STATED PROBLEM
Every line below that holds the string "ahead" should be copied out.

RECORDS SHOWN
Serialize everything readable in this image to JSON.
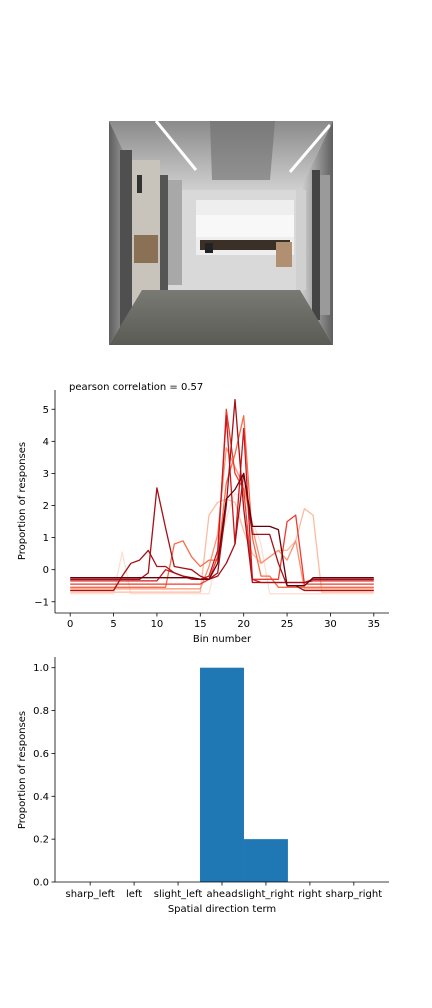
{
  "chart_data": [
    {
      "type": "image",
      "scene": "office corridor with elevators, looking ahead",
      "colors": {
        "ceiling": "#b8b8b8",
        "wall": "#d9d9d9",
        "floor": "#6b6b66",
        "elevator": "#7d7d7d"
      }
    },
    {
      "type": "line",
      "title": "pearson correlation = 0.57",
      "xlabel": "Bin number",
      "ylabel": "Proportion of responses",
      "xlim": [
        -1.75,
        36.75
      ],
      "ylim": [
        -1.35,
        5.6
      ],
      "xticks": [
        0,
        5,
        10,
        15,
        20,
        25,
        30,
        35
      ],
      "yticks": [
        -1,
        0,
        1,
        2,
        3,
        4,
        5
      ],
      "grid": false,
      "x": [
        0,
        1,
        2,
        3,
        4,
        5,
        6,
        7,
        8,
        9,
        10,
        11,
        12,
        13,
        14,
        15,
        16,
        17,
        18,
        19,
        20,
        21,
        22,
        23,
        24,
        25,
        26,
        27,
        28,
        29,
        30,
        31,
        32,
        33,
        34,
        35
      ],
      "series": [
        {
          "color": "#fde0d2",
          "values": [
            -0.75,
            -0.75,
            -0.75,
            -0.75,
            -0.75,
            -0.75,
            0.55,
            -0.75,
            -0.75,
            -0.75,
            -0.75,
            -0.75,
            -0.75,
            -0.75,
            -0.75,
            -0.75,
            -0.75,
            0.5,
            1.6,
            2.4,
            2.1,
            1.5,
            0.8,
            -0.75,
            -0.75,
            -0.75,
            -0.75,
            -0.75,
            -0.75,
            -0.75,
            -0.75,
            -0.75,
            -0.75,
            -0.75,
            -0.75,
            -0.75
          ]
        },
        {
          "color": "#fcbba1",
          "values": [
            -0.7,
            -0.7,
            -0.7,
            -0.7,
            -0.7,
            -0.7,
            -0.7,
            -0.7,
            -0.7,
            -0.7,
            -0.7,
            -0.7,
            -0.7,
            -0.7,
            -0.7,
            -0.7,
            1.7,
            2.1,
            2.2,
            2.1,
            1.2,
            0.5,
            0.2,
            0.4,
            0.6,
            0.6,
            0.9,
            1.9,
            1.7,
            -0.7,
            -0.7,
            -0.7,
            -0.7,
            -0.7,
            -0.7,
            -0.7
          ]
        },
        {
          "color": "#fc9272",
          "values": [
            -0.6,
            -0.6,
            -0.6,
            -0.6,
            -0.6,
            -0.6,
            -0.6,
            -0.6,
            -0.6,
            -0.6,
            -0.6,
            -0.6,
            -0.6,
            -0.6,
            -0.6,
            -0.6,
            0.1,
            1.1,
            3.8,
            3.2,
            2.6,
            1.3,
            0.2,
            0.4,
            0.6,
            0.3,
            0.9,
            -0.6,
            -0.6,
            -0.6,
            -0.6,
            -0.6,
            -0.6,
            -0.6,
            -0.6,
            -0.6
          ]
        },
        {
          "color": "#fb6a4a",
          "values": [
            -0.55,
            -0.55,
            -0.55,
            -0.55,
            -0.55,
            -0.55,
            -0.55,
            -0.55,
            -0.55,
            -0.55,
            -0.55,
            -0.55,
            0.8,
            0.9,
            0.4,
            0.1,
            0.3,
            0.3,
            2.7,
            3.6,
            4.8,
            1.0,
            -0.2,
            -0.2,
            -0.55,
            -0.55,
            -0.55,
            -0.55,
            -0.55,
            -0.55,
            -0.55,
            -0.55,
            -0.55,
            -0.55,
            -0.55,
            -0.55
          ]
        },
        {
          "color": "#ef3b2c",
          "values": [
            -0.45,
            -0.45,
            -0.45,
            -0.45,
            -0.45,
            -0.45,
            -0.45,
            -0.45,
            -0.45,
            -0.45,
            -0.45,
            -0.45,
            -0.45,
            -0.45,
            -0.45,
            -0.45,
            -0.3,
            0.4,
            5.0,
            3.0,
            2.5,
            -0.3,
            -0.3,
            -0.3,
            -0.3,
            1.5,
            1.7,
            -0.45,
            -0.45,
            -0.45,
            -0.45,
            -0.45,
            -0.45,
            -0.45,
            -0.45,
            -0.45
          ]
        },
        {
          "color": "#cb181d",
          "values": [
            -0.35,
            -0.35,
            -0.35,
            -0.35,
            -0.35,
            -0.35,
            -0.35,
            -0.35,
            -0.35,
            -0.35,
            -0.35,
            0.0,
            -0.1,
            -0.2,
            -0.3,
            -0.3,
            -0.2,
            0.6,
            4.8,
            0.8,
            4.4,
            -0.3,
            -0.4,
            -0.4,
            -0.4,
            -0.4,
            -0.4,
            -0.4,
            -0.35,
            -0.35,
            -0.35,
            -0.35,
            -0.35,
            -0.35,
            -0.35,
            -0.35
          ]
        },
        {
          "color": "#a50f15",
          "values": [
            -0.3,
            -0.3,
            -0.3,
            -0.3,
            -0.3,
            -0.3,
            -0.3,
            -0.3,
            -0.3,
            -0.1,
            2.55,
            1.3,
            0.1,
            0.05,
            0.0,
            -0.2,
            -0.3,
            -0.1,
            2.0,
            5.3,
            1.9,
            -0.4,
            -0.4,
            -0.4,
            -0.4,
            -0.4,
            -0.4,
            -0.4,
            -0.3,
            -0.3,
            -0.3,
            -0.3,
            -0.3,
            -0.3,
            -0.3,
            -0.3
          ]
        },
        {
          "color": "#a50f15",
          "values": [
            -0.65,
            -0.65,
            -0.65,
            -0.65,
            -0.65,
            -0.65,
            -0.2,
            0.2,
            0.3,
            0.6,
            0.1,
            0.1,
            -0.1,
            -0.2,
            -0.25,
            -0.3,
            -0.3,
            -0.2,
            0.2,
            0.8,
            3.0,
            1.1,
            1.1,
            1.1,
            0.2,
            -0.5,
            -0.5,
            -0.65,
            -0.65,
            -0.65,
            -0.65,
            -0.65,
            -0.65,
            -0.65,
            -0.65,
            -0.65
          ]
        },
        {
          "color": "#67000d",
          "values": [
            -0.25,
            -0.25,
            -0.25,
            -0.25,
            -0.25,
            -0.25,
            -0.25,
            -0.25,
            -0.25,
            -0.25,
            -0.25,
            -0.25,
            -0.25,
            -0.25,
            -0.25,
            -0.3,
            -0.3,
            0.2,
            2.2,
            2.5,
            3.0,
            1.35,
            1.35,
            1.35,
            1.25,
            -0.5,
            -0.5,
            -0.5,
            -0.25,
            -0.25,
            -0.25,
            -0.25,
            -0.25,
            -0.25,
            -0.25,
            -0.25
          ]
        }
      ]
    },
    {
      "type": "bar",
      "xlabel": "Spatial direction term",
      "ylabel": "Proportion of responses",
      "ylim": [
        0,
        1.05
      ],
      "yticks": [
        0.0,
        0.2,
        0.4,
        0.6,
        0.8,
        1.0
      ],
      "ytick_labels": [
        "0.0",
        "0.2",
        "0.4",
        "0.6",
        "0.8",
        "1.0"
      ],
      "categories": [
        "sharp_left",
        "left",
        "slight_left",
        "ahead",
        "slight_right",
        "right",
        "sharp_right"
      ],
      "values": [
        0,
        0,
        0,
        1.0,
        0.2,
        0,
        0
      ],
      "bar_color": "#1f77b4",
      "grid": false
    }
  ]
}
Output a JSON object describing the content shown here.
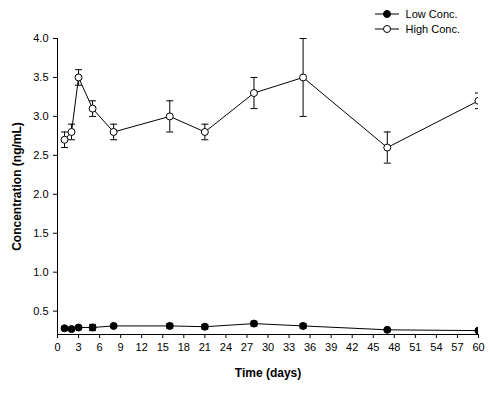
{
  "chart_data": {
    "type": "line",
    "x_label": "Time (days)",
    "y_label": "Concentration (ng/mL)",
    "x": [
      1,
      2,
      3,
      5,
      8,
      16,
      21,
      28,
      35,
      47,
      60
    ],
    "series": [
      {
        "name": "Low Conc.",
        "color": "#000000",
        "marker": "circle",
        "values": [
          0.28,
          0.27,
          0.29,
          0.29,
          0.31,
          0.31,
          0.3,
          0.34,
          0.31,
          0.26,
          0.25
        ],
        "errors": [
          0.02,
          0.01,
          0.02,
          0.04,
          0.02,
          0.03,
          0.03,
          0.03,
          0.03,
          0.01,
          0.02
        ]
      },
      {
        "name": "High Conc.",
        "color": "#000000",
        "marker": "open_circle",
        "values": [
          2.7,
          2.8,
          3.5,
          3.1,
          2.8,
          3.0,
          2.8,
          3.3,
          3.5,
          2.6,
          3.2
        ],
        "errors": [
          0.1,
          0.1,
          0.1,
          0.1,
          0.1,
          0.2,
          0.1,
          0.2,
          0.5,
          0.2,
          0.1
        ]
      }
    ],
    "xlim": [
      0,
      60
    ],
    "xticks": [
      0,
      3,
      6,
      9,
      12,
      15,
      18,
      21,
      24,
      27,
      30,
      33,
      36,
      39,
      42,
      45,
      48,
      51,
      54,
      57,
      60
    ],
    "ylim": [
      0.2,
      4.0
    ],
    "yticks": [
      0.5,
      {
        "value": 1,
        "label": "1.0"
      },
      1.5,
      {
        "value": 2,
        "label": "2.0"
      },
      2.5,
      {
        "value": 3,
        "label": "3.0"
      },
      3.5,
      {
        "value": 4,
        "label": "4.0"
      }
    ],
    "legend": "top-right",
    "grid": false
  }
}
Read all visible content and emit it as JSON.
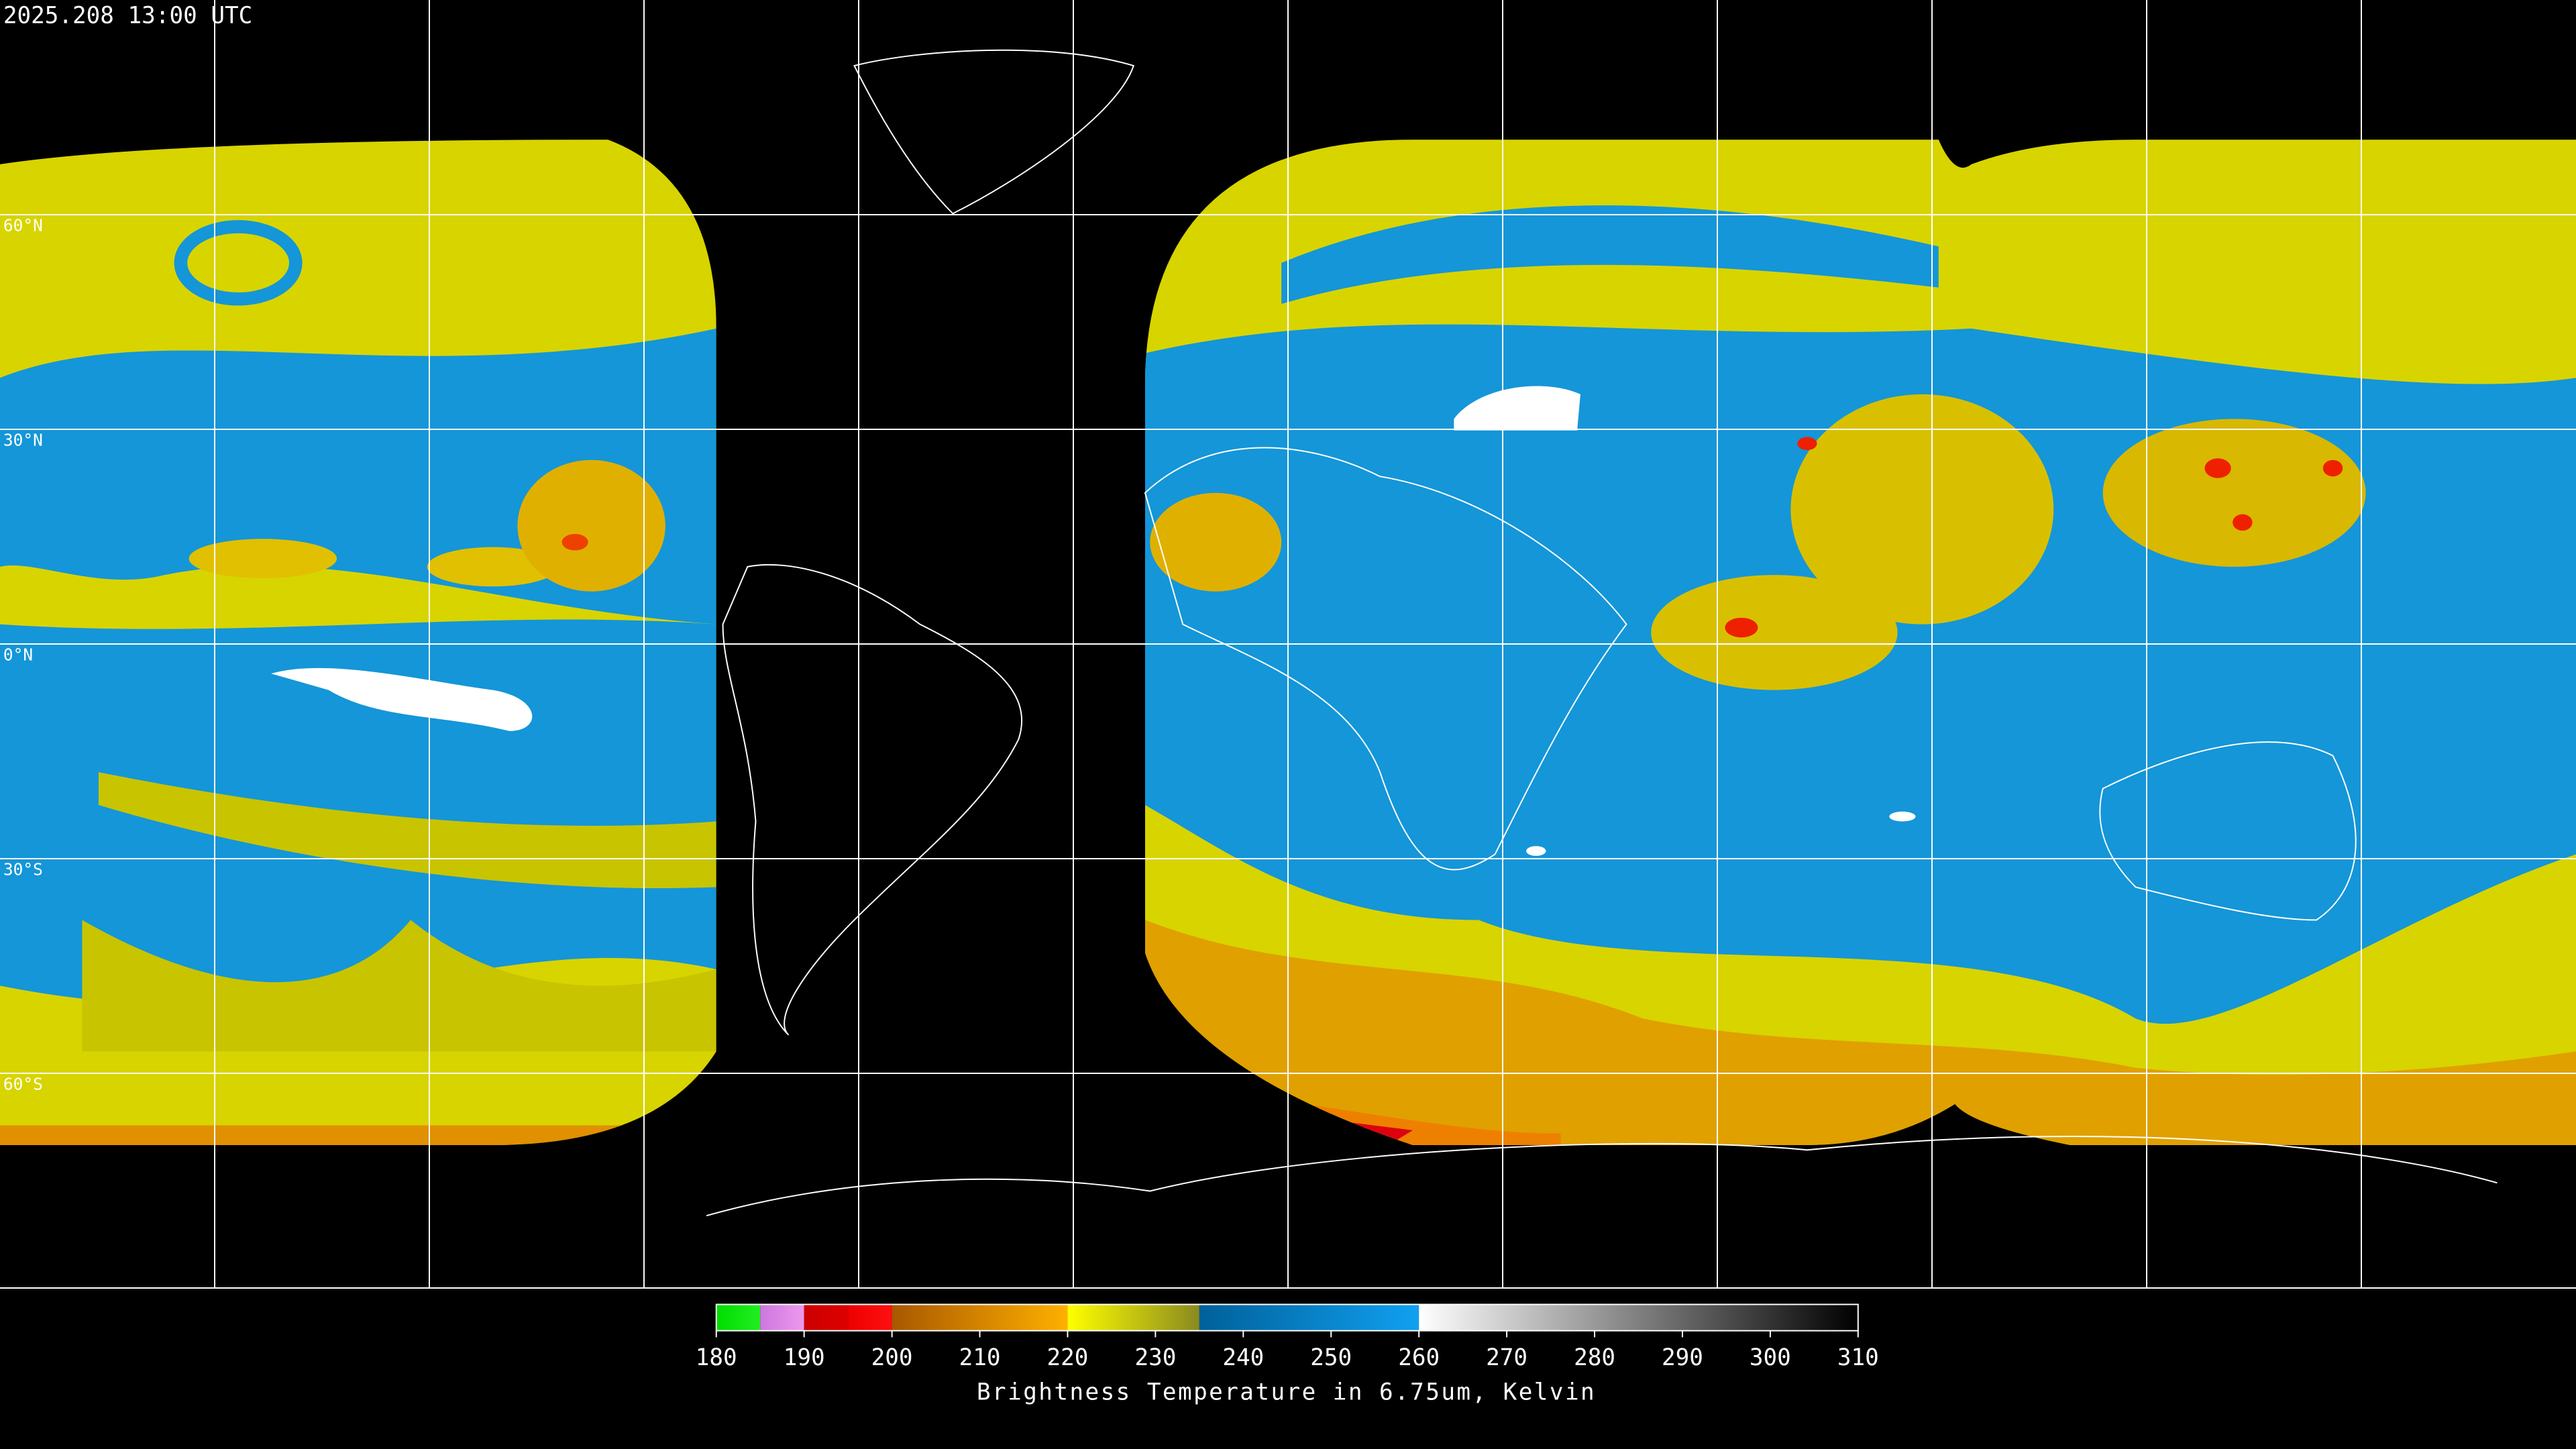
{
  "header": {
    "timestamp": "2025.208 13:00 UTC"
  },
  "lat_grid": [
    {
      "value": 60,
      "label": "60°N"
    },
    {
      "value": 30,
      "label": "30°N"
    },
    {
      "value": 0,
      "label": "0°N"
    },
    {
      "value": -30,
      "label": "30°S"
    },
    {
      "value": -60,
      "label": "60°S"
    }
  ],
  "colorbar": {
    "label": "Brightness Temperature in 6.75um, Kelvin",
    "range": [
      180,
      310
    ],
    "ticks": [
      180,
      190,
      200,
      210,
      220,
      230,
      240,
      250,
      260,
      270,
      280,
      290,
      300,
      310
    ],
    "segments": [
      {
        "from": 180,
        "to": 185,
        "colors": [
          "#00dd00",
          "#22ee22"
        ]
      },
      {
        "from": 185,
        "to": 190,
        "colors": [
          "#cc77dd",
          "#ee99ee"
        ]
      },
      {
        "from": 190,
        "to": 195,
        "colors": [
          "#cc0000",
          "#dd0000"
        ]
      },
      {
        "from": 195,
        "to": 200,
        "colors": [
          "#ee0000",
          "#ff1010"
        ]
      },
      {
        "from": 200,
        "to": 220,
        "colors": [
          "#a85800",
          "#ffb000"
        ]
      },
      {
        "from": 220,
        "to": 235,
        "colors": [
          "#ffff00",
          "#8a8a20"
        ]
      },
      {
        "from": 235,
        "to": 260,
        "colors": [
          "#00609a",
          "#10a0f0"
        ]
      },
      {
        "from": 260,
        "to": 310,
        "colors": [
          "#ffffff",
          "#000000"
        ]
      }
    ]
  }
}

WORKED ANSWER
      "scene": "office corridor with elevators, looking ahead",
        "ahead",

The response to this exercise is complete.